* Task
Copy out, character for character, the lines of the records running from the one containing "rear-left-mat xyxy=(28,729,328,1001)" through the one containing "heel-pad-rivet-center xyxy=(291,249,295,253)", with both of those lines included.

* Recorded data
════════════════
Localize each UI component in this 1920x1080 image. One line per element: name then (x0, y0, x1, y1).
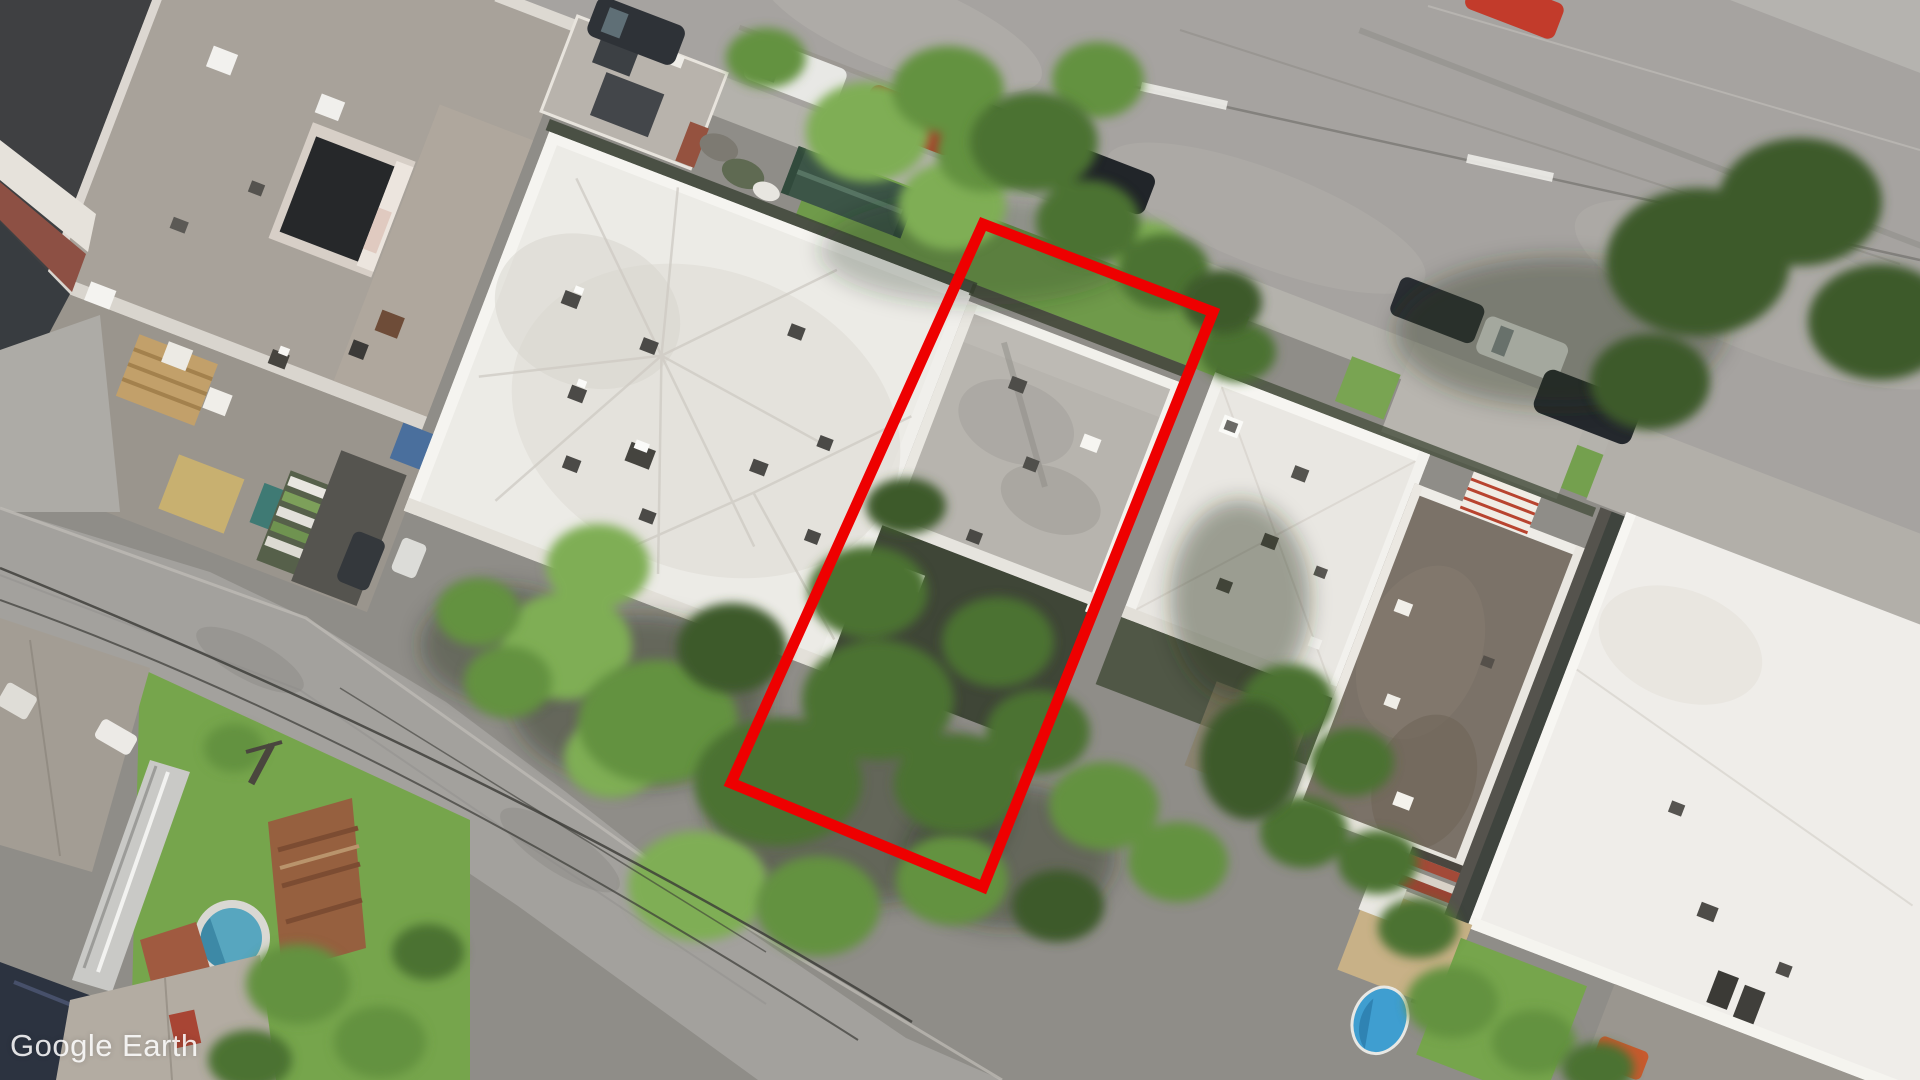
tree-canopy (1310, 728, 1394, 796)
tree-canopy (866, 478, 946, 534)
tree-canopy (1378, 898, 1458, 958)
tree-canopy (1590, 334, 1710, 430)
satellite-imagery (0, 0, 1920, 1080)
left-pavement (0, 315, 120, 512)
google-earth-watermark: Google Earth (10, 1028, 199, 1064)
tree-canopy (677, 603, 787, 693)
tree-canopy (1200, 700, 1300, 820)
tree-canopy (436, 578, 520, 646)
tree-canopy (942, 597, 1054, 687)
tree-canopy (334, 1006, 426, 1078)
tree-canopy (464, 646, 552, 718)
tree-canopy (1012, 870, 1104, 942)
tree-canopy (246, 944, 350, 1024)
tree-canopy (1338, 830, 1418, 894)
tree-canopy-large (1718, 138, 1882, 266)
tree-canopy (970, 92, 1098, 192)
tree-canopy (1128, 822, 1228, 902)
tree-canopy (392, 924, 464, 980)
tree-canopy (1406, 966, 1498, 1038)
tree-canopy (726, 28, 806, 88)
google-earth-viewport: Google Earth (0, 0, 1920, 1080)
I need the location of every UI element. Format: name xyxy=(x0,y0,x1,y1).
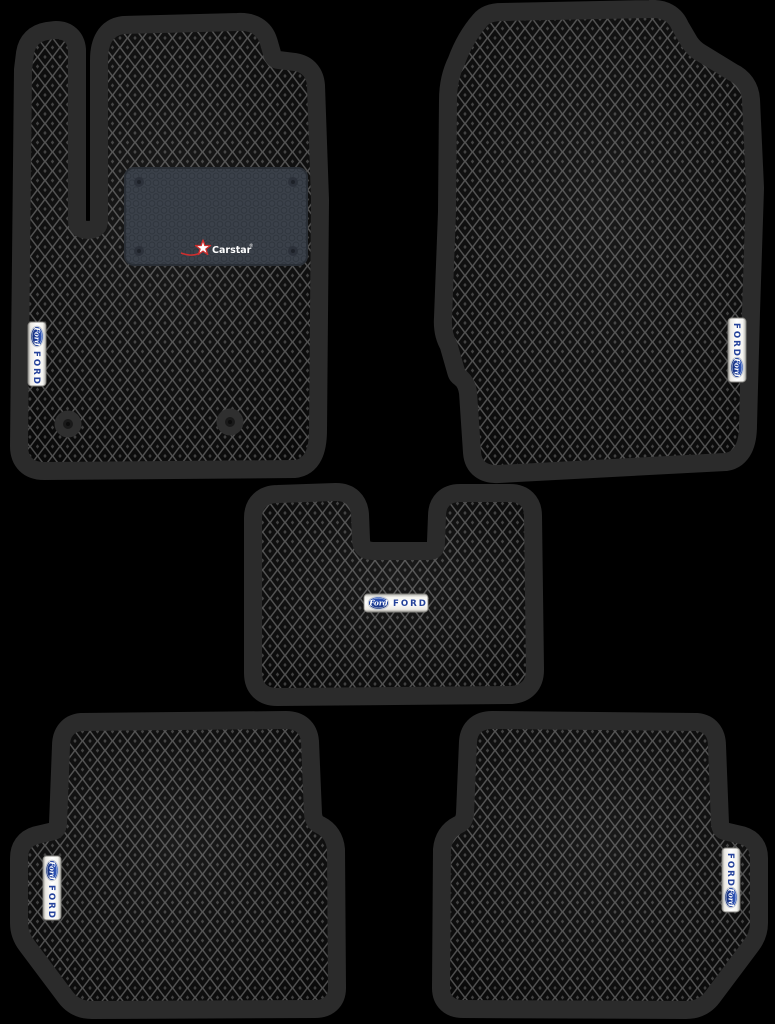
rear-left-mat xyxy=(28,729,328,1001)
floor-mat-set-image: Ford FORD FORD Ford xyxy=(0,0,775,1024)
front-passenger-mat xyxy=(452,18,746,465)
product-photo: Ford FORD FORD Ford xyxy=(0,0,775,1024)
fastener-hole xyxy=(55,411,82,438)
passenger-mat-sheen xyxy=(452,18,746,465)
ford-badge xyxy=(722,848,740,912)
ford-badge xyxy=(28,322,46,386)
rear-right-mat xyxy=(450,729,750,1001)
front-driver-mat: Carstar ® xyxy=(28,31,311,462)
rear-left-mat-sheen xyxy=(28,729,328,1001)
fastener-hole xyxy=(217,409,244,436)
ford-badge xyxy=(43,856,61,920)
carstar-registered-mark: ® xyxy=(249,242,254,249)
ford-badge xyxy=(728,318,746,382)
heel-pad-rivet-center xyxy=(291,180,295,184)
heel-pad: Carstar ® xyxy=(125,168,307,265)
rear-right-mat-sheen xyxy=(450,729,750,1001)
carstar-brand-text: Carstar xyxy=(212,245,252,256)
heel-pad-rivet-center xyxy=(291,249,295,253)
heel-pad-rivet-center xyxy=(137,249,141,253)
heel-pad-rivet-center xyxy=(137,180,141,184)
ford-badge xyxy=(364,594,428,612)
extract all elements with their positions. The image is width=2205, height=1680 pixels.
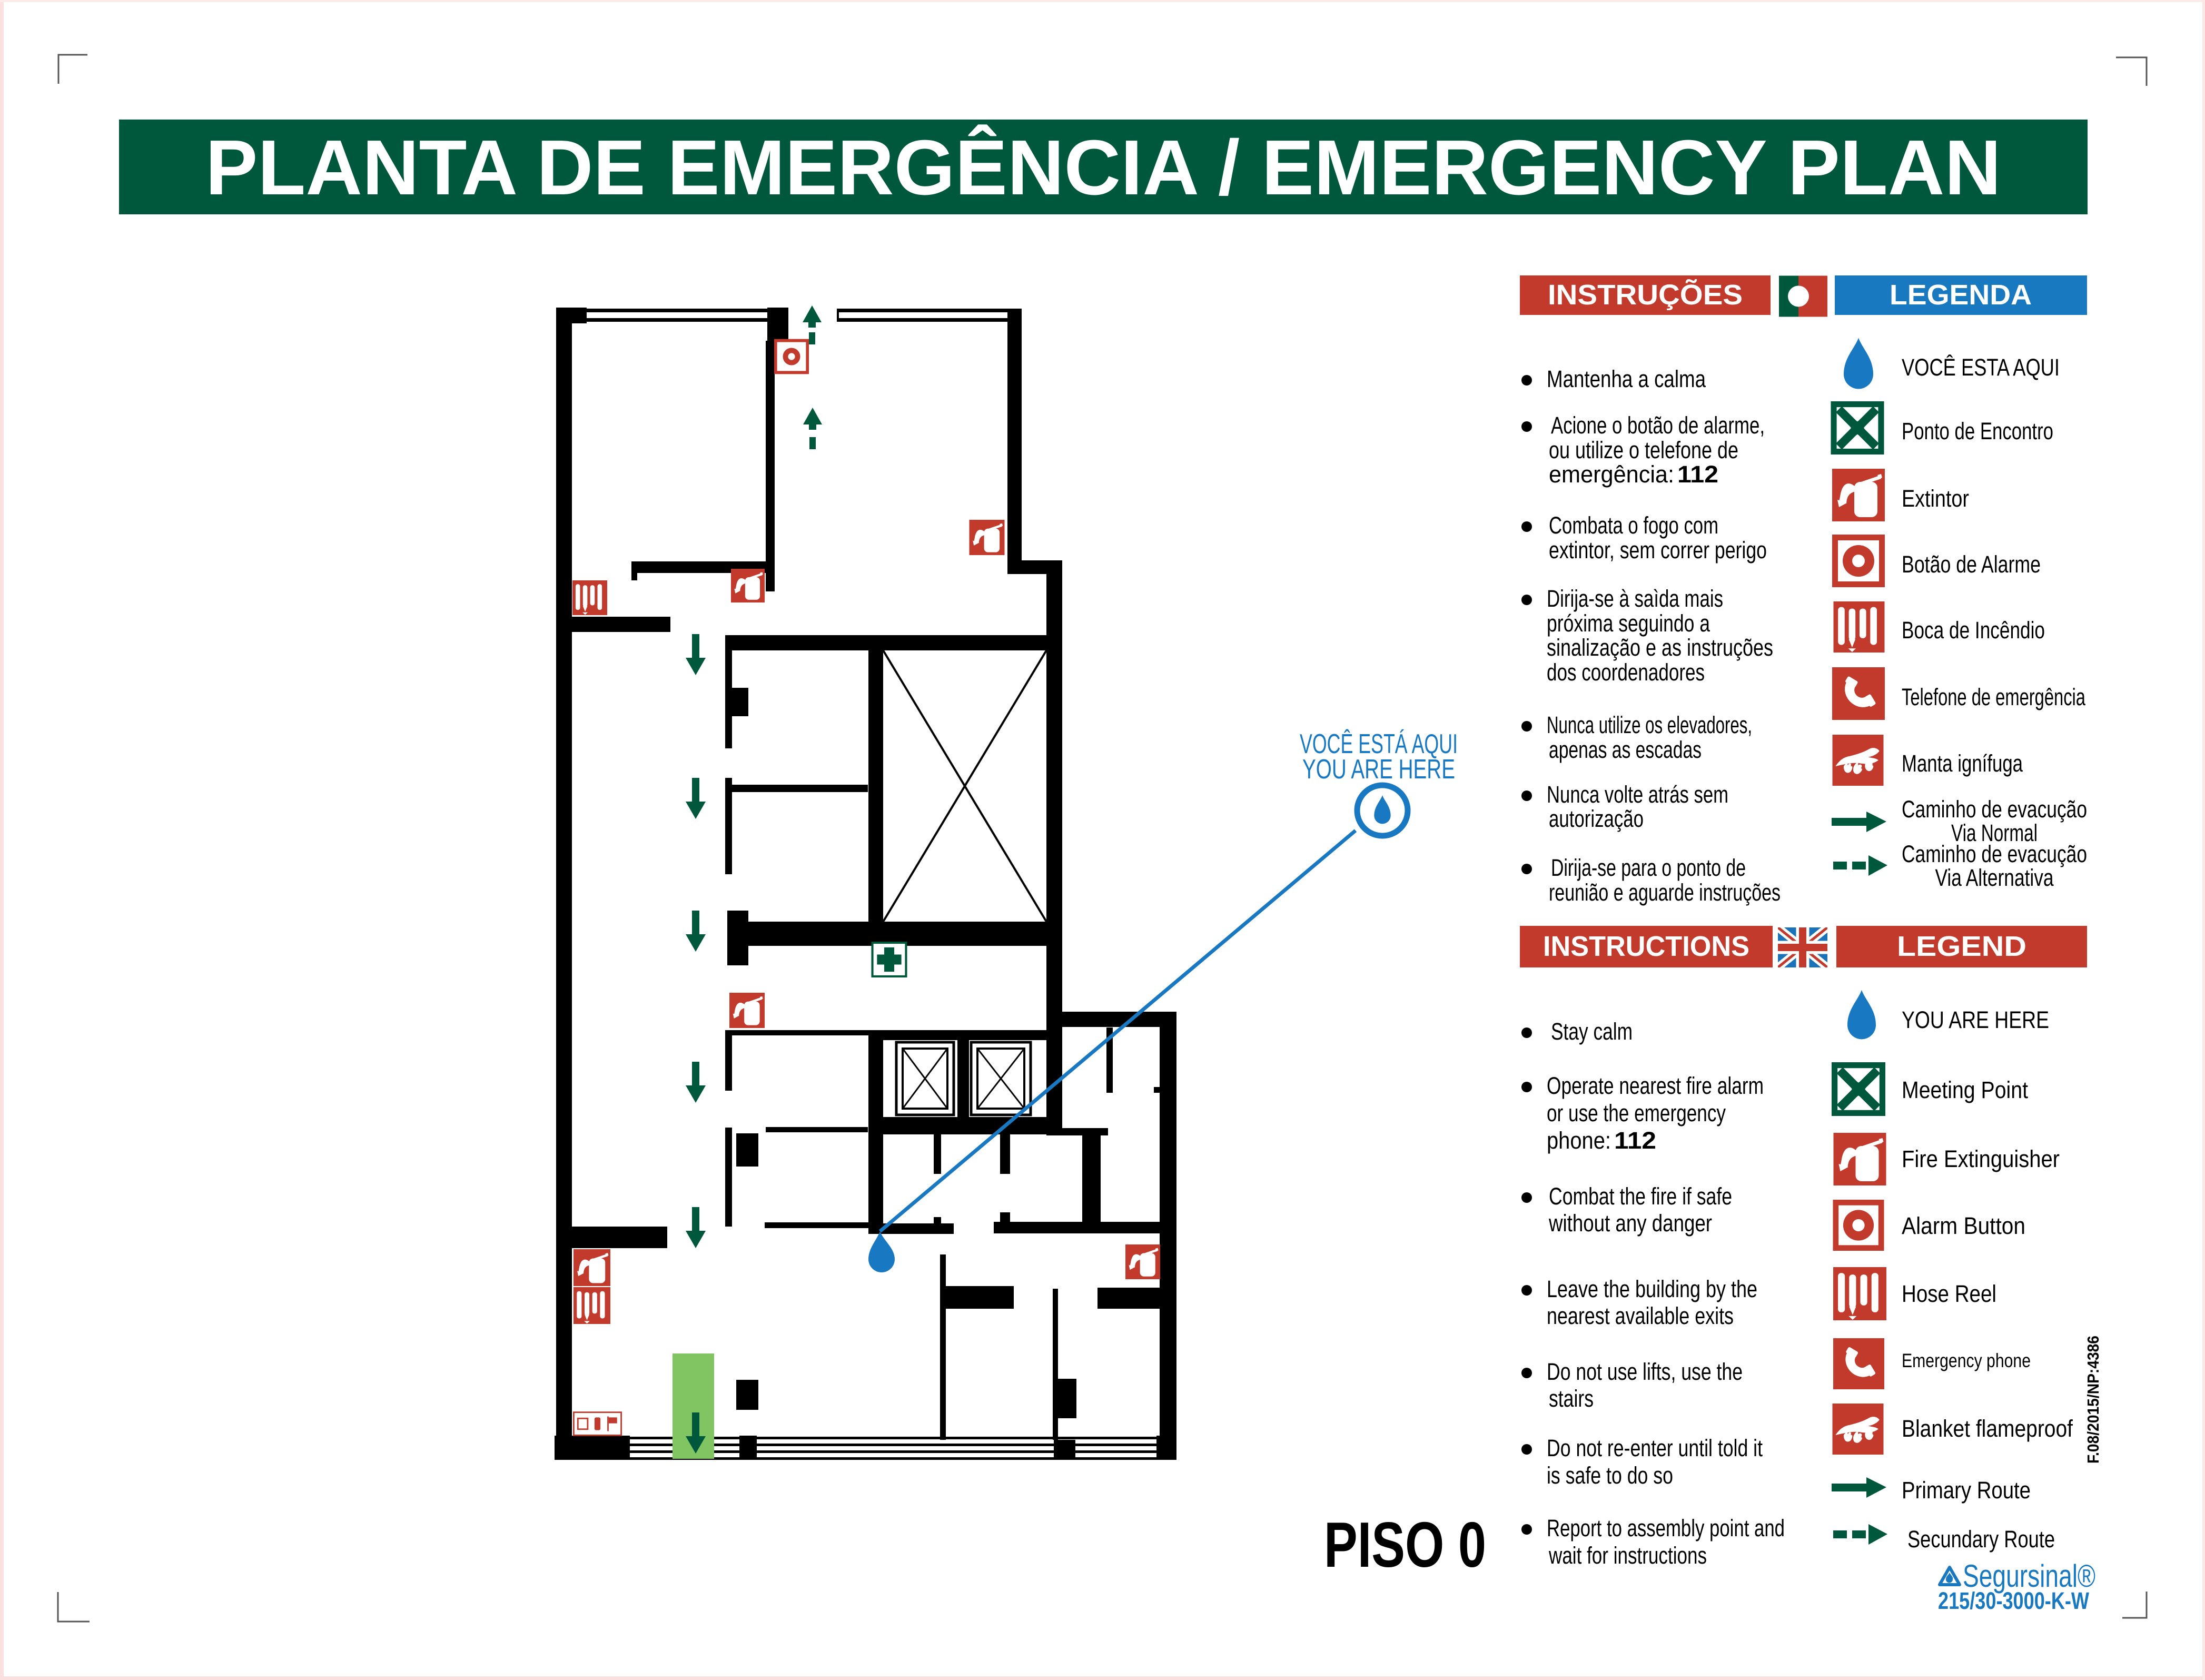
════════════════
* Complete output
rear-left-mat xyxy=(28,729,328,1001)
floor-mat-set-image: Ford FORD FORD Ford xyxy=(0,0,775,1024)
front-passenger-mat xyxy=(452,18,746,465)
product-photo: Ford FORD FORD Ford xyxy=(0,0,775,1024)
fastener-hole xyxy=(55,411,82,438)
passenger-mat-sheen xyxy=(452,18,746,465)
ford-badge xyxy=(722,848,740,912)
ford-badge xyxy=(28,322,46,386)
rear-right-mat xyxy=(450,729,750,1001)
front-driver-mat: Carstar ® xyxy=(28,31,311,462)
rear-left-mat-sheen xyxy=(28,729,328,1001)
fastener-hole xyxy=(217,409,244,436)
ford-badge xyxy=(43,856,61,920)
carstar-registered-mark: ® xyxy=(249,242,254,249)
ford-badge xyxy=(728,318,746,382)
heel-pad-rivet-center xyxy=(291,180,295,184)
heel-pad: Carstar ® xyxy=(125,168,307,265)
rear-right-mat-sheen xyxy=(450,729,750,1001)
carstar-brand-text: Carstar xyxy=(212,245,252,256)
heel-pad-rivet-center xyxy=(291,249,295,253)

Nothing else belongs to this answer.